A run of records

::::

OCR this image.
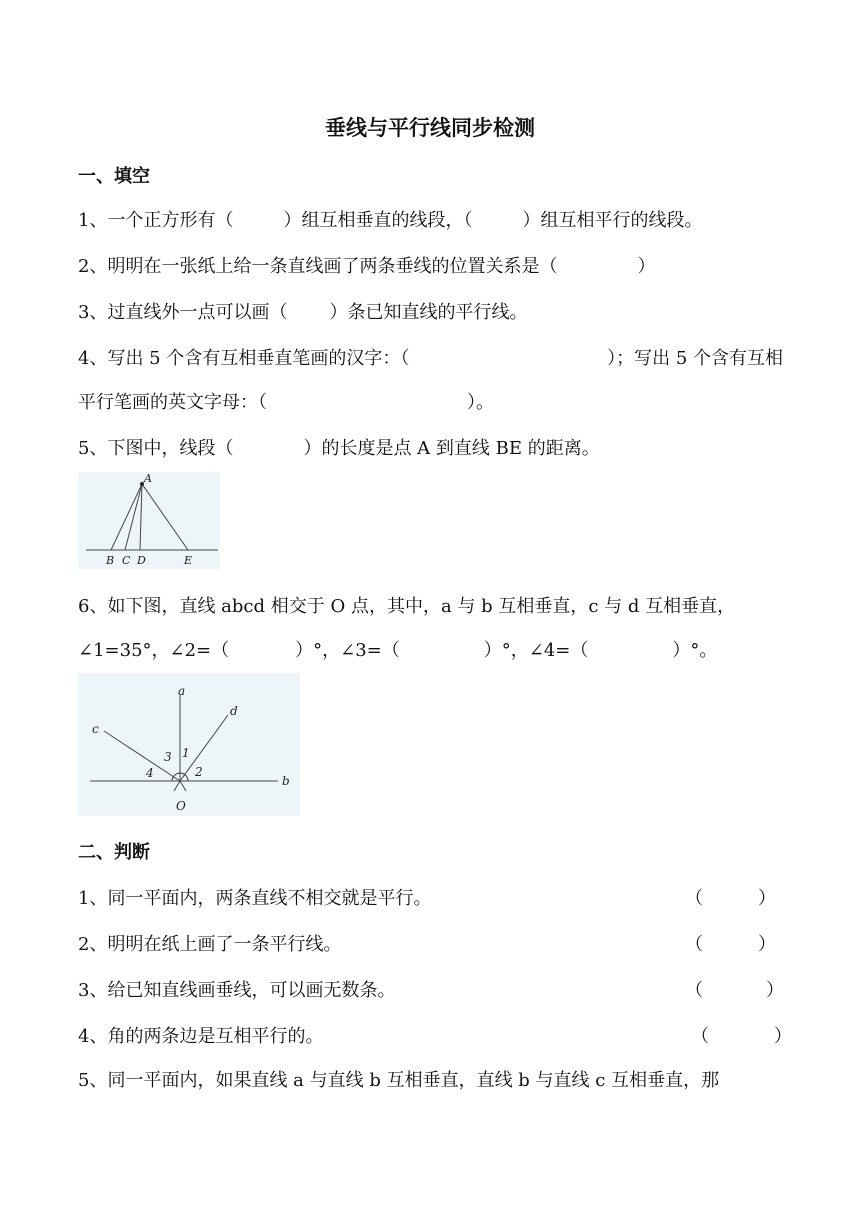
垂线与平行线同步检测
一、填空
1、一个正方形有（	）组互相垂直的线段，（	）组互相平行的线段。
2、明明在一张纸上给一条直线画了两条垂线的位置关系是（	）
3、过直线外一点可以画（ ）条已知直线的平行线。
4、写出 5 个含有互相垂直笔画的汉字：（	）；写出 5 个含有互相
平行笔画的英文字母：（	）。
5、下图中，线段（	）的长度是点 A 到直线 BE 的距离。
A
B C D	E
6、如下图，直线 abcd 相交于 O 点，其中，a 与 b 互相垂直，c 与 d 互相垂直，
∠1=35°，∠2=（	）°，∠3=（	）°，∠4=（	）°。
a
d
c
b
O
1
2
3
4
二、判断
1、同一平面内，两条直线不相交就是平行。	（	）
2、明明在纸上画了一条平行线。	（	）
3、给已知直线画垂线，可以画无数条。	（	）
4、角的两条边是互相平行的。	（	）
5、同一平面内，如果直线 a 与直线 b 互相垂直，直线 b 与直线 c 互相垂直，那
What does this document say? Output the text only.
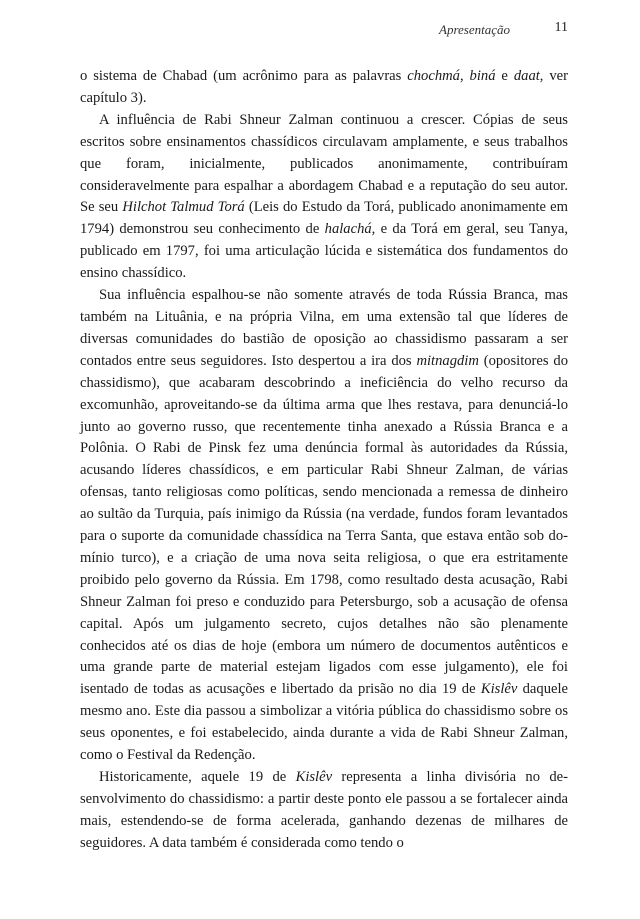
Apresentação	11

o sistema de Chabad (um acrônimo para as palavras chochmá, biná e daat, ver capítulo 3).

A influência de Rabi Shneur Zalman continuou a crescer. Cópias de seus escritos sobre ensinamentos chassídicos circulavam amplamente, e seus trabalhos que foram, inicialmente, publicados anonimamente, contribuíram consideravelmente para espalhar a abordagem Chabad e a reputação do seu autor. Se seu Hilchot Talmud Torá (Leis do Estudo da Torá, publicado anonimamente em 1794) demonstrou seu conhecimento de halachá, e da Torá em geral, seu Tanya, publicado em 1797, foi uma articulação lúcida e sistemática dos fundamentos do ensino chassídico.

Sua influência espalhou-se não somente através de toda Rússia Branca, mas também na Lituânia, e na própria Vilna, em uma extensão tal que líderes de diversas comunidades do bastião de oposição ao chassidismo passaram a ser contados entre seus seguidores. Isto despertou a ira dos mitnagdim (opositores do chassidismo), que acabaram descobrindo a ineficiência do velho recurso da excomunhão, aproveitando-se da última arma que lhes restava, para denunciá-lo junto ao governo russo, que recentemente tinha anexado a Rússia Branca e a Polônia. O Rabi de Pinsk fez uma denúncia formal às autoridades da Rússia, acusando líderes chassídicos, e em particular Rabi Shneur Zalman, de várias ofensas, tanto religiosas como políticas, sendo mencionada a remessa de dinheiro ao sultão da Turquia, país inimigo da Rússia (na verdade, fundos foram levantados para o suporte da comunidade chassídica na Terra Santa, que estava então sob domínio turco), e a criação de uma nova seita religiosa, o que era estritamente proibido pelo governo da Rússia. Em 1798, como resultado desta acusação, Rabi Shneur Zalman foi preso e conduzido para Petersburgo, sob a acusação de ofensa capital. Após um julgamento secreto, cujos detalhes não são plenamente conhecidos até os dias de hoje (embora um número de documentos autênticos e uma grande parte de material estejam ligados com esse julgamento), ele foi isentado de todas as acusações e libertado da prisão no dia 19 de Kislêv daquele mesmo ano. Este dia passou a simbolizar a vitória pública do chassidismo sobre os seus oponentes, e foi estabelecido, ainda durante a vida de Rabi Shneur Zalman, como o Festival da Redenção.

Historicamente, aquele 19 de Kislêv representa a linha divisória no desenvolvimento do chassidismo: a partir deste ponto ele passou a se fortalecer ainda mais, estendendo-se de forma acelerada, ganhando dezenas de milhares de seguidores. A data também é considerada como tendo o
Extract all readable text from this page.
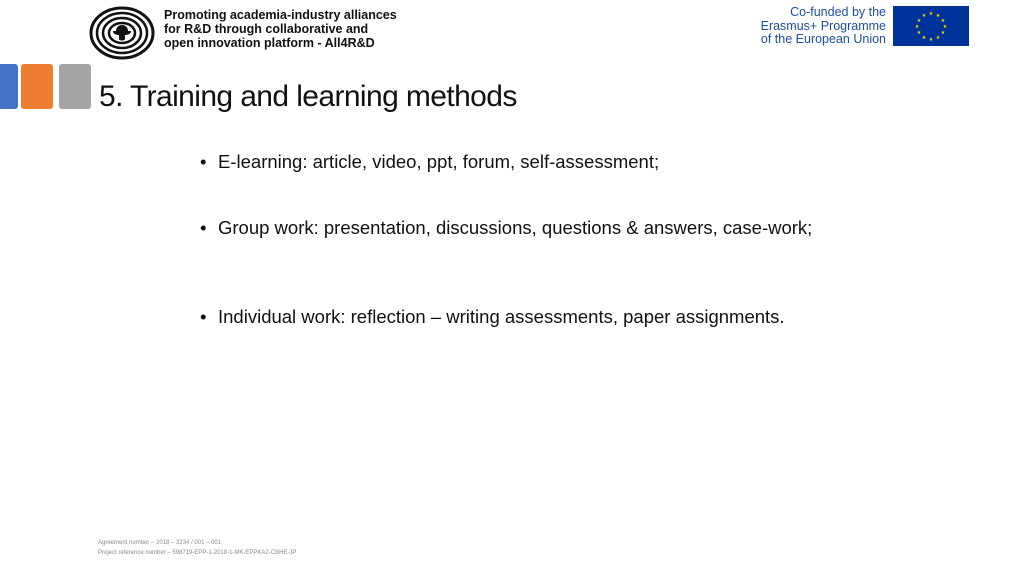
Promoting academia-industry alliances
for R&D through collaborative and
open innovation platform - All4R&D
Co-funded by the
Erasmus+ Programme
of the European Union
★ ★
★
★
★
★
★
★
★
★
★
★
5. Training and learning methods
• E-learning: article, video, ppt, forum, self-assessment;
• Group work: presentation, discussions, questions & answers, case-work;
• Individual work: reflection – writing assessments, paper assignments.
Agreement number – 2018 – 3234 / 001 – 001
Project reference number – 598719-EPP-1-2018-1-MK-EPPKA2-CBHE-JP
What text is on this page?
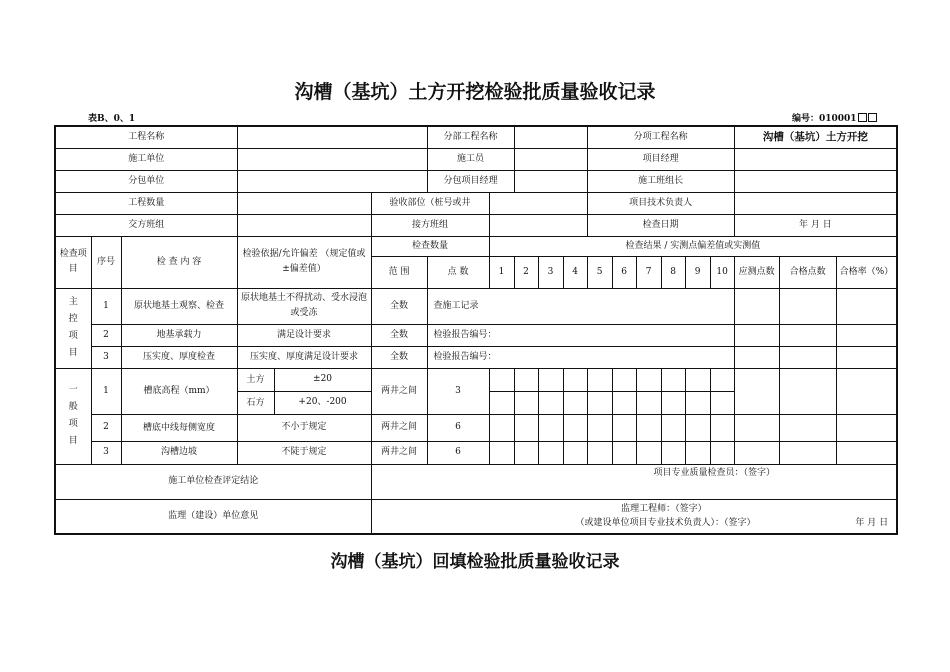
沟槽（基坑）土方开挖检验批质量验收记录
表B、0、1	编号：010001
工程名称					分部工程名称					分项工程名称						沟槽（基坑）土方开挖		
施工单位					施工员					项目经理								
分包单位					分包项目经理					施工班组长								
工程数量				验收部位（桩号或井						项目技术负责人								
交方班组				接方班组						检查日期						年 月 日		
检查项目	序号	检 查 内 容	检验依据/允许偏差 （规定值或±偏差值）	检查数量		检查结果 / 实测点偏差值或实测值												
				范 围	点 数	1	2	3	4	5	6	7	8	9	10	应测点数	合格点数	合格率（%）

主
控
项
目	1	原状地基土观察、检查	原状地基土不得扰动、受水浸泡或受冻	全数	查施工记录													
	2	地基承载力	满足设计要求	全数	检验报告编号：													
	3	压实度、厚度检查	压实度、厚度满足设计要求	全数	检验报告编号：													

一
般
项
目	1	槽底高程（mm）	土方 ±20	两井之间	3													

			石方 +20、-200															

	2	槽底中线每侧宽度	不小于规定	两井之间	6													
	3	沟槽边坡	不陡于规定	两井之间	6													
施工单位检查评定结论				项目专业质量检查员：（签字）														

监理（建设）单位意见				监理工程师：（签字）
（或建设单位项目专业技术负责人）：（签字） 年 月 日														
沟槽（基坑）回填检验批质量验收记录
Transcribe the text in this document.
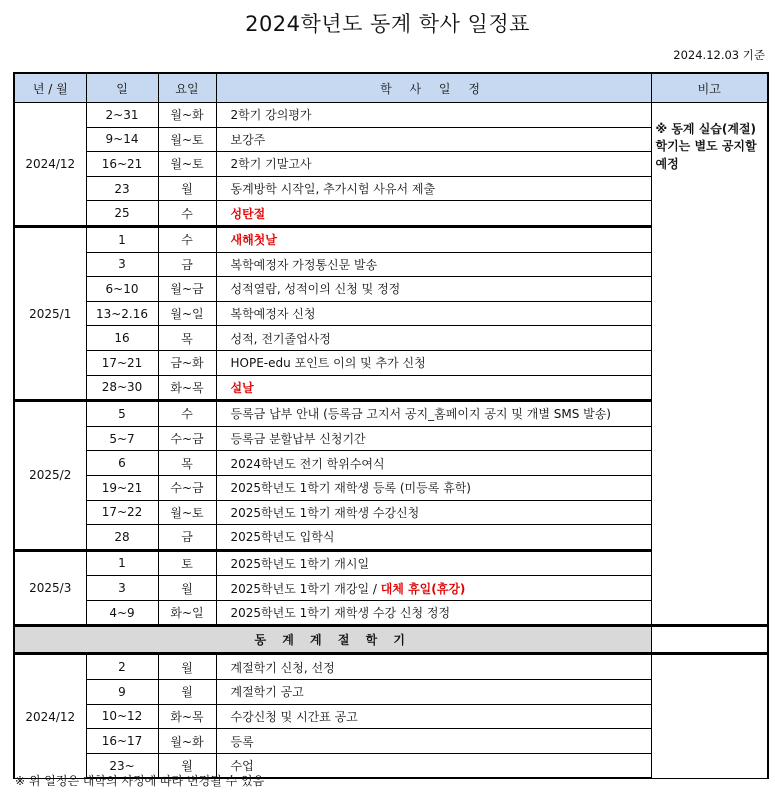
2024학년도 동계 학사 일정표
2024.12.03 기준
년 / 월	일	요일	학 사 일 정	비고
2024/12	2~31	월~화	2학기 강의평가	※ 동계 실습(계절)학기는 별도 공지할 예정
	9~14	월~토	보강주	
	16~21	월~토	2학기 기말고사	
	23	월	동계방학 시작일, 추가시험 사유서 제출	
	25	수	성탄절	
2025/1	1	수	새해첫날	
	3	금	복학예정자 가정통신문 발송	
	6~10	월~금	성적열람, 성적이의 신청 및 정정	
	13~2.16	월~일	복학예정자 신청	
	16	목	성적, 전기졸업사정	
	17~21	금~화	HOPE-edu 포인트 이의 및 추가 신청	
	28~30	화~목	설날	
2025/2	5	수	등록금 납부 안내 (등록금 고지서 공지_홈페이지 공지 및 개별 SMS 발송)	
	5~7	수~금	등록금 분할납부 신청기간	
	6	목	2024학년도 전기 학위수여식	
	19~21	수~금	2025학년도 1학기 재학생 등록 (미등록 휴학)	
	17~22	월~토	2025학년도 1학기 재학생 수강신청	
	28	금	2025학년도 입학식	
2025/3	1	토	2025학년도 1학기 개시일	
	3	월	2025학년도 1학기 개강일 / 대체 휴일(휴강)	
	4~9	화~일	2025학년도 1학기 재학생 수강 신청 정정	
동 계 계 절 학 기				
2024/12	2	월	계절학기 신청, 선정	
	9	월	계절학기 공고	
	10~12	화~목	수강신청 및 시간표 공고	
	16~17	월~화	등록	
	23~	월	수업	
※ 위 일정은 대학의 사정에 따라 변경될 수 있음
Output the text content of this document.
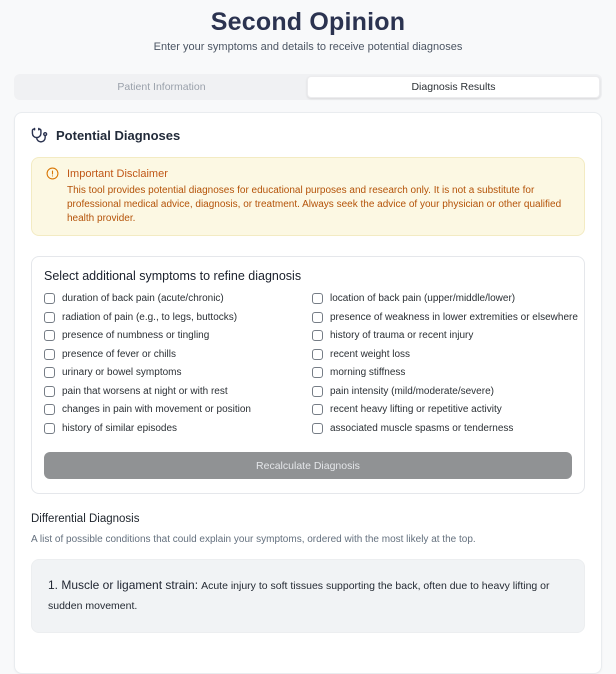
Second Opinion
Enter your symptoms and details to receive potential diagnoses
Patient Information	Diagnosis Results
Potential Diagnoses
Important Disclaimer
This tool provides potential diagnoses for educational purposes and research only. It is not a substitute for professional medical advice, diagnosis, or treatment. Always seek the advice of your physician or other qualified health provider.
Select additional symptoms to refine diagnosis
duration of back pain (acute/chronic)
radiation of pain (e.g., to legs, buttocks)
presence of numbness or tingling
presence of fever or chills
urinary or bowel symptoms
pain that worsens at night or with rest
changes in pain with movement or position
history of similar episodes
location of back pain (upper/middle/lower)
presence of weakness in lower extremities or elsewhere
history of trauma or recent injury
recent weight loss
morning stiffness
pain intensity (mild/moderate/severe)
recent heavy lifting or repetitive activity
associated muscle spasms or tenderness
Recalculate Diagnosis
Differential Diagnosis
A list of possible conditions that could explain your symptoms, ordered with the most likely at the top.
1. Muscle or ligament strain: Acute injury to soft tissues supporting the back, often due to heavy lifting or sudden movement.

::::

* **Job**:
State how many lines of the material contain the string "movement", with no other words.

* **Completed task**:
2